• [GIVEN REQUEST] Rewrite the records below with "option-letter" changed to "option-label" everywhere it appears, leaving everything else as it is.

• [PROVIDED RECORDS]
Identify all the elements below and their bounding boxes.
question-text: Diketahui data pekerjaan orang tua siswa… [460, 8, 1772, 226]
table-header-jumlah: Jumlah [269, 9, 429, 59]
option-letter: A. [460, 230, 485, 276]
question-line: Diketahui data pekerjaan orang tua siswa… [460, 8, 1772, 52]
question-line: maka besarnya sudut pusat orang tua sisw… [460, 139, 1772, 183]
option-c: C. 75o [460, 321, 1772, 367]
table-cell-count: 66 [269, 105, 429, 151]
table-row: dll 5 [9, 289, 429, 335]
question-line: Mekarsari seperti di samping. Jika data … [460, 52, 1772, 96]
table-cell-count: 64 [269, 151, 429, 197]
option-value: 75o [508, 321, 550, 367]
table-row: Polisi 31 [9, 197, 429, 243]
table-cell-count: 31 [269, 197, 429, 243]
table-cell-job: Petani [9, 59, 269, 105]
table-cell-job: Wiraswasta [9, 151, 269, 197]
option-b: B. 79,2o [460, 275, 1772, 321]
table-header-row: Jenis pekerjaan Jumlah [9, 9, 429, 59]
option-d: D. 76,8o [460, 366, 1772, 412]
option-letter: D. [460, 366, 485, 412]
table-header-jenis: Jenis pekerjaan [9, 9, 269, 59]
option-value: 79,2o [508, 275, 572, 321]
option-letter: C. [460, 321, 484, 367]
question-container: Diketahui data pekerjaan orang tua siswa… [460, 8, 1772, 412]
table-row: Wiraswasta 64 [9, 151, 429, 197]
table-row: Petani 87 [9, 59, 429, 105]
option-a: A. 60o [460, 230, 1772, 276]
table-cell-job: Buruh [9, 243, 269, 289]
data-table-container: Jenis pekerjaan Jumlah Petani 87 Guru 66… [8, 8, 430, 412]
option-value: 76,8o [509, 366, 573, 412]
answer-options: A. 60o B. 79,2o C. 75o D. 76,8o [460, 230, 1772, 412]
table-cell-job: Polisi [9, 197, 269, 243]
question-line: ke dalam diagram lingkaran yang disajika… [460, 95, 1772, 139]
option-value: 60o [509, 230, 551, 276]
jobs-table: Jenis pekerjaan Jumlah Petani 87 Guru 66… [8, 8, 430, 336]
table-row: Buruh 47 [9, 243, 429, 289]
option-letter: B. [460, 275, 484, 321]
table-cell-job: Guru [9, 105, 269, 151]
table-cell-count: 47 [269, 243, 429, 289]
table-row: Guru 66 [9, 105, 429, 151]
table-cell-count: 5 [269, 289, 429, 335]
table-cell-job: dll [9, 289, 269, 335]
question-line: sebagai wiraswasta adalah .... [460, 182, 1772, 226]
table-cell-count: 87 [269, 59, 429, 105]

• [FINAL RESULT]
Identify all the elements below and their bounding boxes.
question-text: Diketahui data pekerjaan orang tua siswa… [460, 8, 1772, 226]
table-header-jumlah: Jumlah [269, 9, 429, 59]
option-label: A. [460, 230, 485, 276]
question-line: Diketahui data pekerjaan orang tua siswa… [460, 8, 1772, 52]
question-line: maka besarnya sudut pusat orang tua sisw… [460, 139, 1772, 183]
option-c: C. 75o [460, 321, 1772, 367]
table-cell-count: 66 [269, 105, 429, 151]
table-row: dll 5 [9, 289, 429, 335]
question-line: Mekarsari seperti di samping. Jika data … [460, 52, 1772, 96]
table-cell-count: 64 [269, 151, 429, 197]
option-value: 75o [508, 321, 550, 367]
table-row: Polisi 31 [9, 197, 429, 243]
table-cell-count: 31 [269, 197, 429, 243]
table-cell-job: Petani [9, 59, 269, 105]
table-cell-job: Wiraswasta [9, 151, 269, 197]
option-b: B. 79,2o [460, 275, 1772, 321]
table-header-row: Jenis pekerjaan Jumlah [9, 9, 429, 59]
option-d: D. 76,8o [460, 366, 1772, 412]
option-label: D. [460, 366, 485, 412]
table-header-jenis: Jenis pekerjaan [9, 9, 269, 59]
option-value: 79,2o [508, 275, 572, 321]
option-label: C. [460, 321, 484, 367]
question-container: Diketahui data pekerjaan orang tua siswa… [460, 8, 1772, 412]
table-row: Wiraswasta 64 [9, 151, 429, 197]
table-row: Petani 87 [9, 59, 429, 105]
option-a: A. 60o [460, 230, 1772, 276]
table-cell-job: Buruh [9, 243, 269, 289]
data-table-container: Jenis pekerjaan Jumlah Petani 87 Guru 66… [8, 8, 430, 412]
option-value: 76,8o [509, 366, 573, 412]
answer-options: A. 60o B. 79,2o C. 75o D. 76,8o [460, 230, 1772, 412]
table-cell-job: Polisi [9, 197, 269, 243]
question-line: ke dalam diagram lingkaran yang disajika… [460, 95, 1772, 139]
option-value: 60o [509, 230, 551, 276]
jobs-table: Jenis pekerjaan Jumlah Petani 87 Guru 66… [8, 8, 430, 336]
table-row: Buruh 47 [9, 243, 429, 289]
option-label: B. [460, 275, 484, 321]
table-cell-job: Guru [9, 105, 269, 151]
table-cell-count: 47 [269, 243, 429, 289]
table-row: Guru 66 [9, 105, 429, 151]
table-cell-count: 5 [269, 289, 429, 335]
table-cell-job: dll [9, 289, 269, 335]
question-line: sebagai wiraswasta adalah .... [460, 182, 1772, 226]
table-cell-count: 87 [269, 59, 429, 105]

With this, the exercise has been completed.